Data in this exercise:
··········
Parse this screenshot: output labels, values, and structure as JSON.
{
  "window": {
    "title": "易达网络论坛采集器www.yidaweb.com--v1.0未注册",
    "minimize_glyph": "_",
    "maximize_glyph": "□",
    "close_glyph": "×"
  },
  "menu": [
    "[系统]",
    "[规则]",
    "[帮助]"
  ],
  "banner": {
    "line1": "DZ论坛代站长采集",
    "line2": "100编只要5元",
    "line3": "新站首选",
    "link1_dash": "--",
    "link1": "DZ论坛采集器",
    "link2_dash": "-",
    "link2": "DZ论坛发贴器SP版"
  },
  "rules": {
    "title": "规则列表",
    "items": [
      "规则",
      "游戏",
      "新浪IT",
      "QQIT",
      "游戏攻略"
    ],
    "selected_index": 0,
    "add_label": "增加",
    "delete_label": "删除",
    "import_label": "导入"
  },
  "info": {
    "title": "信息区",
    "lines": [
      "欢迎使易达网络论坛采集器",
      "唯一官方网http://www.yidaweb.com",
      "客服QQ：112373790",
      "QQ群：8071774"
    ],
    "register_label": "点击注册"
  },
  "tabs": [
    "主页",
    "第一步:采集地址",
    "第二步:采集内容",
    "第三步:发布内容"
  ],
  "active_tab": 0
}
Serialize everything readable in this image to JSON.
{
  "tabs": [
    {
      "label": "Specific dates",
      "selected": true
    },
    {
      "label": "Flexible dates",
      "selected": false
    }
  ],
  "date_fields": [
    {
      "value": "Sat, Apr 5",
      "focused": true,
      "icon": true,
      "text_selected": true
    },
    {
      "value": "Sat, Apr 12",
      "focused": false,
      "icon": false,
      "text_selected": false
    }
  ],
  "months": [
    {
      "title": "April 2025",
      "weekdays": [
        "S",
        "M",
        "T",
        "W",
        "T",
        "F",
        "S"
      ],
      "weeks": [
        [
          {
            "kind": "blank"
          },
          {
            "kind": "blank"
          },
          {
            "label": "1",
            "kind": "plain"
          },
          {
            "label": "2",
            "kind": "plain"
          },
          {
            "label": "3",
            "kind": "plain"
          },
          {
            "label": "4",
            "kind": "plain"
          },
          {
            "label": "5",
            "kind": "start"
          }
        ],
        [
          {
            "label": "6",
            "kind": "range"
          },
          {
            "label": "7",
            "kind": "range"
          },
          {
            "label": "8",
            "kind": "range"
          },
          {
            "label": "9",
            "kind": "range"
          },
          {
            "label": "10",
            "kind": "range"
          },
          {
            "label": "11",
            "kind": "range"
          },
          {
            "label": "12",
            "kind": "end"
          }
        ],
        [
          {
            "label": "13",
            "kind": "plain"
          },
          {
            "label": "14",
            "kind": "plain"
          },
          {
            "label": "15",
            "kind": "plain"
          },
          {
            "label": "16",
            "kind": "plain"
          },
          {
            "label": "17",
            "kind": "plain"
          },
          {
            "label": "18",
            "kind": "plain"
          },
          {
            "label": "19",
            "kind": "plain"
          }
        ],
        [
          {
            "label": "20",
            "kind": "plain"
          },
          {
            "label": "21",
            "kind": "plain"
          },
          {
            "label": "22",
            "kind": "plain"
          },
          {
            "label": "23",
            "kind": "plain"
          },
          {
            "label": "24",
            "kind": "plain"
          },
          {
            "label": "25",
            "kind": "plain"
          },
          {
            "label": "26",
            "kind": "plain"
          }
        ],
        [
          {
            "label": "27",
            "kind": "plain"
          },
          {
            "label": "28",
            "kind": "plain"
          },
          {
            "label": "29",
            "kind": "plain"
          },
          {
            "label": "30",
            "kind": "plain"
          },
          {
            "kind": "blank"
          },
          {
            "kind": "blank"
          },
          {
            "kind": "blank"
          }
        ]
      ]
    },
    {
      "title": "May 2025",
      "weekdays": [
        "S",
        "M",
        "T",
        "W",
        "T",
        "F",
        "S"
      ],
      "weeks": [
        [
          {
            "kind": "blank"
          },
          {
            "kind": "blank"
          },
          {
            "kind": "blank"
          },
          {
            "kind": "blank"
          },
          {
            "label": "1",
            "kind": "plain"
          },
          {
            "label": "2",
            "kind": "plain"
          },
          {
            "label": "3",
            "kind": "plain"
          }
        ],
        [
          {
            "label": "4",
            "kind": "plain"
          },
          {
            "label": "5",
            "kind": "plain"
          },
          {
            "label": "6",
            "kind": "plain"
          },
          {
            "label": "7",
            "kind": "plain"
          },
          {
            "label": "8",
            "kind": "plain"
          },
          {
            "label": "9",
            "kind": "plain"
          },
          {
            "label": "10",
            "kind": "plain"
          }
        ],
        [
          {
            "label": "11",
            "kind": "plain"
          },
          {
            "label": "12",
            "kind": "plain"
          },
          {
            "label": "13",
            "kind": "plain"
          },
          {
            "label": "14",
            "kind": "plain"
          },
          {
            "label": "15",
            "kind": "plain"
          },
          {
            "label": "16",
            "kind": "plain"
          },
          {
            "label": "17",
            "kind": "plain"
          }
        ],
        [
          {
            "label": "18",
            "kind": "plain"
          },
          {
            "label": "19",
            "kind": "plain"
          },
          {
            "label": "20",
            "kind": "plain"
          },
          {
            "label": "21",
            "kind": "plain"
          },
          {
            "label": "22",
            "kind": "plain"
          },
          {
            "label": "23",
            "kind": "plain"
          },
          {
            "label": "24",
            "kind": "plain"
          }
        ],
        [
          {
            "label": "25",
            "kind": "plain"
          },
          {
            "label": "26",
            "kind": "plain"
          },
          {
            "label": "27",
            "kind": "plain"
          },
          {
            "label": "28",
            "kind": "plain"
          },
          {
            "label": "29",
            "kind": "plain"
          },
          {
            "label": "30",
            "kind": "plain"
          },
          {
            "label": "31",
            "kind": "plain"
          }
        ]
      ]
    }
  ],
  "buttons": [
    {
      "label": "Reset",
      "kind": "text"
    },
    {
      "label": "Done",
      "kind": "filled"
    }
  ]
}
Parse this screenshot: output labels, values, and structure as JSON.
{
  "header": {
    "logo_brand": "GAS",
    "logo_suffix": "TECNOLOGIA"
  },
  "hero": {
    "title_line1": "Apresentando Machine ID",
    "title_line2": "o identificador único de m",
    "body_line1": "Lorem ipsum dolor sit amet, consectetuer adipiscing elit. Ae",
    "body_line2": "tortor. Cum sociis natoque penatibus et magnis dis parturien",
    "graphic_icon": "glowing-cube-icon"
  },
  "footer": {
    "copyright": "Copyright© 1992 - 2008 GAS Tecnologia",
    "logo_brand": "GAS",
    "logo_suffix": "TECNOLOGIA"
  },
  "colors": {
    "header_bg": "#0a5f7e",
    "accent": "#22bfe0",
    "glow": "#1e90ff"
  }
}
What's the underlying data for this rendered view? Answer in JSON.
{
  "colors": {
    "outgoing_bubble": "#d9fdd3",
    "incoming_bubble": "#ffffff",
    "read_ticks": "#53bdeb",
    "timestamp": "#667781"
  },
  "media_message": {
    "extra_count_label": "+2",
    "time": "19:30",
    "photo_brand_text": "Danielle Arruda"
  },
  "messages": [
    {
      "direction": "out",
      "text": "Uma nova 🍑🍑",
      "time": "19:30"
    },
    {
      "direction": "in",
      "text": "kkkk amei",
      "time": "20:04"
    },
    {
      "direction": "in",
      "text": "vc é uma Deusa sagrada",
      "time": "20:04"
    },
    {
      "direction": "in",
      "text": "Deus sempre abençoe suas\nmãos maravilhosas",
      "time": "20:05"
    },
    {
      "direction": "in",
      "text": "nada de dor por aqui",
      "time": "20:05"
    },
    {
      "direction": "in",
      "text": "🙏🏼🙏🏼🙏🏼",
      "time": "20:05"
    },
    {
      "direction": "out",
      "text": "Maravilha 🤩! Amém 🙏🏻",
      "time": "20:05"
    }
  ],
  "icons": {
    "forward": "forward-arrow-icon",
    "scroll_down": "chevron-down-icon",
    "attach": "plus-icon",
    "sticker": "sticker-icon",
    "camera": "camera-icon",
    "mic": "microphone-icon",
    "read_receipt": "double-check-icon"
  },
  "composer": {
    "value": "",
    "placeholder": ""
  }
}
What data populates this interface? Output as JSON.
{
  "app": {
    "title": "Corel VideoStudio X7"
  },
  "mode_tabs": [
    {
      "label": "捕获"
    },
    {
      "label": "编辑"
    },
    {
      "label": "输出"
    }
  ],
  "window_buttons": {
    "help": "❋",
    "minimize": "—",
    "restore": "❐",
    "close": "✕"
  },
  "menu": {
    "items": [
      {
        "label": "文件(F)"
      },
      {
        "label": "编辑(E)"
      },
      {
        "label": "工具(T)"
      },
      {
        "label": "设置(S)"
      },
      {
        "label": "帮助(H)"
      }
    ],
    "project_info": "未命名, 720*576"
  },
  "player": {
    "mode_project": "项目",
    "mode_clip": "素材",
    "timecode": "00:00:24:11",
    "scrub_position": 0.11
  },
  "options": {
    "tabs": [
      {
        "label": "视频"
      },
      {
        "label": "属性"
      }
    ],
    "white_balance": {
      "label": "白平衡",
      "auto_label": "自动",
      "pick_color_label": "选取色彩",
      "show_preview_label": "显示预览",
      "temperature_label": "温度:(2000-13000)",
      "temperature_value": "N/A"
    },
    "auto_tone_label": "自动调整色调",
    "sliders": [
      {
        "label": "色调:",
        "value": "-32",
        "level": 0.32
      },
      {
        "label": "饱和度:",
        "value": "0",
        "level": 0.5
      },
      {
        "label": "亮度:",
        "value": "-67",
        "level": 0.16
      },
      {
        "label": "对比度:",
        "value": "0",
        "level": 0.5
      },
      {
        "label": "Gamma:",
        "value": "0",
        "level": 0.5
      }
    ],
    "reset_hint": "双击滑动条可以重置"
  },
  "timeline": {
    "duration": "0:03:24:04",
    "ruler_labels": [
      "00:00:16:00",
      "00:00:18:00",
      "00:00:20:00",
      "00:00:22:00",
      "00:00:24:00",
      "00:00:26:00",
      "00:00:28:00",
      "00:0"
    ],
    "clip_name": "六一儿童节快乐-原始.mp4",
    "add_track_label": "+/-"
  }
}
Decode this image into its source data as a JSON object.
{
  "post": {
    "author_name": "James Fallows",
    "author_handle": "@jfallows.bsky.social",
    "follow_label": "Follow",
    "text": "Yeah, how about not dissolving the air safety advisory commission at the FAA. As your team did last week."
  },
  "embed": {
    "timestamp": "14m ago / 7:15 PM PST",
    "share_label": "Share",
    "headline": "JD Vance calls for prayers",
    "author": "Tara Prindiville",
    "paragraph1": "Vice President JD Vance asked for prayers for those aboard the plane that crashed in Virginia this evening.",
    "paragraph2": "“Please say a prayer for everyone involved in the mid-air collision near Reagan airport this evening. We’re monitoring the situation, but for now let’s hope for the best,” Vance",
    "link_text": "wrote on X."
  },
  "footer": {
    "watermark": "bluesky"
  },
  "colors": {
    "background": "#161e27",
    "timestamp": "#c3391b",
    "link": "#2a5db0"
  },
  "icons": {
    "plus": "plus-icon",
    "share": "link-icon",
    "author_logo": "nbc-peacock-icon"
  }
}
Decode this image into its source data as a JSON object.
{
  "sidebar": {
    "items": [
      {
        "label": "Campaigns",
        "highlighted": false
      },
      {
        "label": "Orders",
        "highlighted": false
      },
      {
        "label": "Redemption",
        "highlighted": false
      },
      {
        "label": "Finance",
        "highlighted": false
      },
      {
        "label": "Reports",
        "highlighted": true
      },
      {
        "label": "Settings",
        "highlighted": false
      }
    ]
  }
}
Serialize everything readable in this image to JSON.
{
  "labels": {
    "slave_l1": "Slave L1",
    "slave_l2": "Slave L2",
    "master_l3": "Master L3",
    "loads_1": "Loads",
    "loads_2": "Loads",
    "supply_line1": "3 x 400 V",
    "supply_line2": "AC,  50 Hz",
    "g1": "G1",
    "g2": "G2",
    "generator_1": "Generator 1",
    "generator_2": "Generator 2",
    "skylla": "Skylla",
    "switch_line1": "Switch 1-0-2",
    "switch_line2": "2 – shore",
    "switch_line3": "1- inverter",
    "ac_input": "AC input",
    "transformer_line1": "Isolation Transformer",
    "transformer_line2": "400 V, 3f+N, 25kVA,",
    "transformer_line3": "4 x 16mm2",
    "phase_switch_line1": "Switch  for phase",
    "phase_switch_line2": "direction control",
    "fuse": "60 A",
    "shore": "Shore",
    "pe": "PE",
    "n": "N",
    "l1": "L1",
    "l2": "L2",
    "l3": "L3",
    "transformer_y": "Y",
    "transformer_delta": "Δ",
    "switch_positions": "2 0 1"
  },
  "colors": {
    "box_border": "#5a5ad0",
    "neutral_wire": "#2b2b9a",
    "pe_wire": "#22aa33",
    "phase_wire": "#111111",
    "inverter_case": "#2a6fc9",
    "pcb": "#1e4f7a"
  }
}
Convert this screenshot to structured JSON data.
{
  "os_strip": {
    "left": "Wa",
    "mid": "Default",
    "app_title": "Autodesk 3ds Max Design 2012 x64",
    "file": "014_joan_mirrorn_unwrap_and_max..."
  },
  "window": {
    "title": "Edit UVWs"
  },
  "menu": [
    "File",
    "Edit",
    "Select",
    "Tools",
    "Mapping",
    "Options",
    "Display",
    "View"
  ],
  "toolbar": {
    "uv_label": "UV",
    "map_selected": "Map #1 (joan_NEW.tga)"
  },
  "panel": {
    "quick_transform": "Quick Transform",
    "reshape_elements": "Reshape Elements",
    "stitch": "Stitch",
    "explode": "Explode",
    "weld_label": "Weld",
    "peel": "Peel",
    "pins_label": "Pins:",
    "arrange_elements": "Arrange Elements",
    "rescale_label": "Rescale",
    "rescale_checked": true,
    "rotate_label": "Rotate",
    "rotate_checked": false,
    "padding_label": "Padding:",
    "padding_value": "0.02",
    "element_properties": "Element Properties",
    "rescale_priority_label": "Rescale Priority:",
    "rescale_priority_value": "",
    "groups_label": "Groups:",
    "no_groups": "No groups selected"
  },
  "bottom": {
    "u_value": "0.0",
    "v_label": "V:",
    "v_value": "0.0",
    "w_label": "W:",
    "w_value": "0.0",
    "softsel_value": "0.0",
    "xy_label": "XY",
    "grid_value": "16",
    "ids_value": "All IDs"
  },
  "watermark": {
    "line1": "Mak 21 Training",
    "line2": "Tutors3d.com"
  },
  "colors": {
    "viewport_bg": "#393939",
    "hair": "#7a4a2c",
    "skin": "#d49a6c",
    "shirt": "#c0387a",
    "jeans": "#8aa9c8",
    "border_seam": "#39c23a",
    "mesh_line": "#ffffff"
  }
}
··········
Task directions:
Extract every line above that contains the word "prayers".

Exercise response:
    "headline": "JD Vance calls for prayers",
    "paragraph1": "Vice President JD Vance asked for prayers for those aboard the plane that crashed in Virginia this evening.",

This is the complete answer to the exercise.